### What the exercise asks
Scanning the entries below, copy every line that contains the word "ylabel".

### Available data
====
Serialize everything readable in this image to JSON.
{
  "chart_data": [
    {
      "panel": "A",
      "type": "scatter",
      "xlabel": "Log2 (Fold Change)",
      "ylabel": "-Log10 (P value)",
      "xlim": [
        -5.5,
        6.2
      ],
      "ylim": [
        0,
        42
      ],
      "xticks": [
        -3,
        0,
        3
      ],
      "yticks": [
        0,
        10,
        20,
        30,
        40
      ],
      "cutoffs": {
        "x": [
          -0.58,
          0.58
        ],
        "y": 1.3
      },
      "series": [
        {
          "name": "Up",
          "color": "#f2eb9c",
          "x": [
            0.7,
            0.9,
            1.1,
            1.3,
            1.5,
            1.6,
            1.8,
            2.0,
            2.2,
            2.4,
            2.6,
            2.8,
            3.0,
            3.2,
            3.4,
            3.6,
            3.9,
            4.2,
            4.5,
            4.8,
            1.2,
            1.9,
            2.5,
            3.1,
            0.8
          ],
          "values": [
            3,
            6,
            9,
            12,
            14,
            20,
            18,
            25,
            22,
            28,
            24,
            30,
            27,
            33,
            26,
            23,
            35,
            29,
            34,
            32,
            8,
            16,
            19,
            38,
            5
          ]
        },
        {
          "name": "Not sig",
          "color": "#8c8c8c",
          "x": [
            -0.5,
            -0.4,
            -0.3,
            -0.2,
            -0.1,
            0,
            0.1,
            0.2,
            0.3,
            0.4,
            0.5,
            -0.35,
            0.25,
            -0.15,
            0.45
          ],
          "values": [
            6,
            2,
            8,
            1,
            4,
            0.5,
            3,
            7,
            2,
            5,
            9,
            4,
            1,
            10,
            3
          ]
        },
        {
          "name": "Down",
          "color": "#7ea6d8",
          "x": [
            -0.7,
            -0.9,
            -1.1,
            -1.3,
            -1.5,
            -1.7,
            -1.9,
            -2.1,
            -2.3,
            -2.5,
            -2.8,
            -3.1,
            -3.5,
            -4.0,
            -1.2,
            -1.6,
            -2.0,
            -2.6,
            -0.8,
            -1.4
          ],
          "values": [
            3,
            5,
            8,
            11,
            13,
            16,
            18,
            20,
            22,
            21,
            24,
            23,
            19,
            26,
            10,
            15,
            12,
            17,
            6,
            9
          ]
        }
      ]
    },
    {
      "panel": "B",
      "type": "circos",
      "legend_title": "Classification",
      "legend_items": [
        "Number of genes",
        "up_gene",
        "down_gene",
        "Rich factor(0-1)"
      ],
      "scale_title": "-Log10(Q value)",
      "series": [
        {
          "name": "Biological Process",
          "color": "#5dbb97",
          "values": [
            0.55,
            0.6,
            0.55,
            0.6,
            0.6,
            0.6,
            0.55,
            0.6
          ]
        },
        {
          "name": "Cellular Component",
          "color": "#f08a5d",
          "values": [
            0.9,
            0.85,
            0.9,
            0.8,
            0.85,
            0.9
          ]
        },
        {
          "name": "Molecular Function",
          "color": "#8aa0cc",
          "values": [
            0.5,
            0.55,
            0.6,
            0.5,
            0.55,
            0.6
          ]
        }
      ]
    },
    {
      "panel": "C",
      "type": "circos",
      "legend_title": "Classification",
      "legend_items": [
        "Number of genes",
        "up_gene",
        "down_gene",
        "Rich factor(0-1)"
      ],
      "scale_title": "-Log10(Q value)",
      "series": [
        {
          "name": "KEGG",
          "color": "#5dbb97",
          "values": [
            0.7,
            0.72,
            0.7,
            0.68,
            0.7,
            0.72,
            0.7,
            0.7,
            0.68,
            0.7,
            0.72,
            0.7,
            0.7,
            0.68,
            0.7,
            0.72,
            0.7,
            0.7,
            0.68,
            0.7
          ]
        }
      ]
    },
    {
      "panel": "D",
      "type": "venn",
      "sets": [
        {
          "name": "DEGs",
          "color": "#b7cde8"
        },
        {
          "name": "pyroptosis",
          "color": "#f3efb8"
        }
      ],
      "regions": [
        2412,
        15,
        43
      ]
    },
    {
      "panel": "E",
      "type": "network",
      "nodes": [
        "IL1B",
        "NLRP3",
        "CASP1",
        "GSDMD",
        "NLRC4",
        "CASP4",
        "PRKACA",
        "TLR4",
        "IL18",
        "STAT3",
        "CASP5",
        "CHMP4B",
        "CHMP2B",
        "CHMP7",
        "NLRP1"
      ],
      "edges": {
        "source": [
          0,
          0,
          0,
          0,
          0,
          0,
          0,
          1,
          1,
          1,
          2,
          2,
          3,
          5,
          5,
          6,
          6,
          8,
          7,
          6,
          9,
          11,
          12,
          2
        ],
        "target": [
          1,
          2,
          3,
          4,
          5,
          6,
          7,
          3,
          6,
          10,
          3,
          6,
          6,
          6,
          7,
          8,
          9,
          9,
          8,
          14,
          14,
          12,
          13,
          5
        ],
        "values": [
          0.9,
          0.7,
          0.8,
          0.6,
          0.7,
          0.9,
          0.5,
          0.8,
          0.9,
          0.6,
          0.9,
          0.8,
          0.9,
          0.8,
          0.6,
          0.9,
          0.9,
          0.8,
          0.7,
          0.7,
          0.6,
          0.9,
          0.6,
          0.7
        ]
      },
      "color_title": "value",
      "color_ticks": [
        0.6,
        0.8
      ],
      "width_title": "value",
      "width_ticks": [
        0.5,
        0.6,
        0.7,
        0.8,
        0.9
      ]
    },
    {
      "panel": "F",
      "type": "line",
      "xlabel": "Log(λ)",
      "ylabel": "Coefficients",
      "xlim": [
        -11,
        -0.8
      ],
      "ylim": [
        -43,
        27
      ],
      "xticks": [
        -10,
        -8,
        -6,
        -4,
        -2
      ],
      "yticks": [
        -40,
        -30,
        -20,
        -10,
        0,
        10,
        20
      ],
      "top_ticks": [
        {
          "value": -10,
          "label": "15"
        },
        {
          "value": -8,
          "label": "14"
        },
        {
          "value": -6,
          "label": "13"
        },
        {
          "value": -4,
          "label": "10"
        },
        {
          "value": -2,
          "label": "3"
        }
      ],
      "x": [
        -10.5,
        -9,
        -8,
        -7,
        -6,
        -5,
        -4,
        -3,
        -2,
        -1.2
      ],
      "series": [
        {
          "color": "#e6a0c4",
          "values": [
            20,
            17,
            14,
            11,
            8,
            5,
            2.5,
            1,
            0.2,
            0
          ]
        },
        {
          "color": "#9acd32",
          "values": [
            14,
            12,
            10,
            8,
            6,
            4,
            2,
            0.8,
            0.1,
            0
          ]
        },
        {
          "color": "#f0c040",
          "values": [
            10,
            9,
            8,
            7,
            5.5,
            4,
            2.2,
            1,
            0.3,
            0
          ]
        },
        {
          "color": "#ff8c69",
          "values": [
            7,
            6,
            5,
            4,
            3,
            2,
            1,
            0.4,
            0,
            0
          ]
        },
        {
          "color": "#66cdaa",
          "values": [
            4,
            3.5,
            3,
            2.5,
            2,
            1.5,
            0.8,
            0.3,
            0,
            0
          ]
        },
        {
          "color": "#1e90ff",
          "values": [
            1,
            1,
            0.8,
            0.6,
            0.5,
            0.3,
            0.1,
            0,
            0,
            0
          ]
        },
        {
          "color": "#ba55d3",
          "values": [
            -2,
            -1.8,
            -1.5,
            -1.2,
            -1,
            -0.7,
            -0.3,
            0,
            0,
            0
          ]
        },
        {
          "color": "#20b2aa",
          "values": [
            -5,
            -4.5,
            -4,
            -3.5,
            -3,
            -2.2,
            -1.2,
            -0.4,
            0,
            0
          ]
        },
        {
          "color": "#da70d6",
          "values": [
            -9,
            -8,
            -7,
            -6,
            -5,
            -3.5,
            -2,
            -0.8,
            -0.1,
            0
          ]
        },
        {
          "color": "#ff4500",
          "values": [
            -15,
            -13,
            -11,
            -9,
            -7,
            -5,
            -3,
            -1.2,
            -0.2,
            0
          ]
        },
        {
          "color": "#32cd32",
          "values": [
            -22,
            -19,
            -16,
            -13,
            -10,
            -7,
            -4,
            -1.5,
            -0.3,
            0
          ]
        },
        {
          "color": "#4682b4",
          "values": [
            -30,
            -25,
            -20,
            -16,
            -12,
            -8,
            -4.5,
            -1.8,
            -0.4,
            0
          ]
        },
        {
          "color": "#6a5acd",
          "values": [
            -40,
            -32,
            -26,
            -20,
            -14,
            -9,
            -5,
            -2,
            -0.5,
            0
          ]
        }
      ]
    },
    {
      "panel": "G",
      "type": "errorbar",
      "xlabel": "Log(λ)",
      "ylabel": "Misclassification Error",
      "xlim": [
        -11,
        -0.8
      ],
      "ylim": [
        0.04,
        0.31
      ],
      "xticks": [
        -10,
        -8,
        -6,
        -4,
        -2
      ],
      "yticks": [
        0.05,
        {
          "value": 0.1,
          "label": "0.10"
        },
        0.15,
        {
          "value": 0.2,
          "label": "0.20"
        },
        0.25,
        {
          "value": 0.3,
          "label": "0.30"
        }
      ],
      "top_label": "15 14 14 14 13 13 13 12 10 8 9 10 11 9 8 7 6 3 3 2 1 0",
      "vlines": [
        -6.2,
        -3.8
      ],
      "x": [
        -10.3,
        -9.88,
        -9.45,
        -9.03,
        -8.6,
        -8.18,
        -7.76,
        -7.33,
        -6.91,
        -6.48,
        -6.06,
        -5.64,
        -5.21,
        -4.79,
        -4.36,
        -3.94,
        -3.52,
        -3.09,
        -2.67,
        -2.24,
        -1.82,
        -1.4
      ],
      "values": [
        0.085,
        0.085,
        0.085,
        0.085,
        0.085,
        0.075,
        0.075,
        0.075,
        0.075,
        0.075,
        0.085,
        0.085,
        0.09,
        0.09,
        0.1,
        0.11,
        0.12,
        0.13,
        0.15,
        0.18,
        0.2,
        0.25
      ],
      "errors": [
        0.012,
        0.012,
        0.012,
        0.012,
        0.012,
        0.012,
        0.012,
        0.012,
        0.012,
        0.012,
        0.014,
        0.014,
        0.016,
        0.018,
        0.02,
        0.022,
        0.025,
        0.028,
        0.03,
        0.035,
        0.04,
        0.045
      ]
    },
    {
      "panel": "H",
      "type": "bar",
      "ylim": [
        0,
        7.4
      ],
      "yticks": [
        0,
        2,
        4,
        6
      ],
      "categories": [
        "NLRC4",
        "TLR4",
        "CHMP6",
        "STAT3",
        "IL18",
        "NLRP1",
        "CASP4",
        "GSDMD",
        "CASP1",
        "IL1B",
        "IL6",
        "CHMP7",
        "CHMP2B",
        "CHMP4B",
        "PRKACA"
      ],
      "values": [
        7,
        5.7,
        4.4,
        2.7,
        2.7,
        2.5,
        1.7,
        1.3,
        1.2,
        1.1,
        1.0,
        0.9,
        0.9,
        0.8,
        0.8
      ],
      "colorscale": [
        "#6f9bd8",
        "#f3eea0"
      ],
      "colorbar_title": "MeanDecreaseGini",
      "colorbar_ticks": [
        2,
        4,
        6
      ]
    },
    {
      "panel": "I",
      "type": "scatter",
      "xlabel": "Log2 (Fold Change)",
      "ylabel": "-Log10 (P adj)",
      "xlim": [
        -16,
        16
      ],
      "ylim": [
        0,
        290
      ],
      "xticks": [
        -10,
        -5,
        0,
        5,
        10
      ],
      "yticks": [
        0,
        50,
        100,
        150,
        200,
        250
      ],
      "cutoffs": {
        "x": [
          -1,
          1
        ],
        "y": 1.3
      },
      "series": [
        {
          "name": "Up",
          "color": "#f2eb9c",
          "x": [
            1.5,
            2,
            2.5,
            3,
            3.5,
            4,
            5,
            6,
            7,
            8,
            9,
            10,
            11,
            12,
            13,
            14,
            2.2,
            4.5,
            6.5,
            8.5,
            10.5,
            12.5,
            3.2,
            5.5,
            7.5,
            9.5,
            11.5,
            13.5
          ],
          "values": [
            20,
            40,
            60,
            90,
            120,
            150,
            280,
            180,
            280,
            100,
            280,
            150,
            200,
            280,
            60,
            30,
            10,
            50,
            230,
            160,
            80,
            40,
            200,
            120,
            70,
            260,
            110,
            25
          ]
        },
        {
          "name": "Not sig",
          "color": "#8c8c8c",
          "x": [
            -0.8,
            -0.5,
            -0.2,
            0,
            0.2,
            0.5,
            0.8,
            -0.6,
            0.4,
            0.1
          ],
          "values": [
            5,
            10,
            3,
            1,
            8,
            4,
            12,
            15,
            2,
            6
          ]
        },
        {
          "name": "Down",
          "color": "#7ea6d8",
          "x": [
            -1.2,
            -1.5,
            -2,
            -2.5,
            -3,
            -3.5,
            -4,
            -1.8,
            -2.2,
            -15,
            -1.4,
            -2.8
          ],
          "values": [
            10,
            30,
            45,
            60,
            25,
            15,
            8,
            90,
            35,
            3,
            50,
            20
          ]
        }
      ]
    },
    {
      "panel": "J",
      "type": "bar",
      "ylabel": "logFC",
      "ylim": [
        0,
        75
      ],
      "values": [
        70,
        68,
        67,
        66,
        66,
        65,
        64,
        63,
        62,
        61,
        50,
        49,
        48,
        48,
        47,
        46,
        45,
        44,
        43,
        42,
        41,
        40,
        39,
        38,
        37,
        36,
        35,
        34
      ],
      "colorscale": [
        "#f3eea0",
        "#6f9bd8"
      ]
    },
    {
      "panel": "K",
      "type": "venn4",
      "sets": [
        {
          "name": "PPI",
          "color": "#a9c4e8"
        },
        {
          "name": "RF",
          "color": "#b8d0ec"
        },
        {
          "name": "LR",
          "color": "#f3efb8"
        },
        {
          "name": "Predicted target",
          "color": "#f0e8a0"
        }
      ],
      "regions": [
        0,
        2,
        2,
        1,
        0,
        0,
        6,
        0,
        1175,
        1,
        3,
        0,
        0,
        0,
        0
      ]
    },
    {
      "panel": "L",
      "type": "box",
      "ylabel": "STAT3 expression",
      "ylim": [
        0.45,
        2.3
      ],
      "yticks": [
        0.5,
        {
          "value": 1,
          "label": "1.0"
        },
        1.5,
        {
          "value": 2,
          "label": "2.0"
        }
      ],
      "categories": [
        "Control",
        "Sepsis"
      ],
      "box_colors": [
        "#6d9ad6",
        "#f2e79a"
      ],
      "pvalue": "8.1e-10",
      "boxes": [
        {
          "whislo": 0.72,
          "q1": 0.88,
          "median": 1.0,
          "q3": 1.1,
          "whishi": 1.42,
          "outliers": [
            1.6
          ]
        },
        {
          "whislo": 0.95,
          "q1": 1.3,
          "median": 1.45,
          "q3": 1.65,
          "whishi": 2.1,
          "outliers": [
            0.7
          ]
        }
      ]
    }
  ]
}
====
### Answer box
      "ylabel": "-Log10 (P value)",
      "ylabel": "Coefficients",
      "ylabel": "Misclassification Error",
      "ylabel": "-Log10 (P adj)",
      "ylabel": "logFC",
      "ylabel": "STAT3 expression",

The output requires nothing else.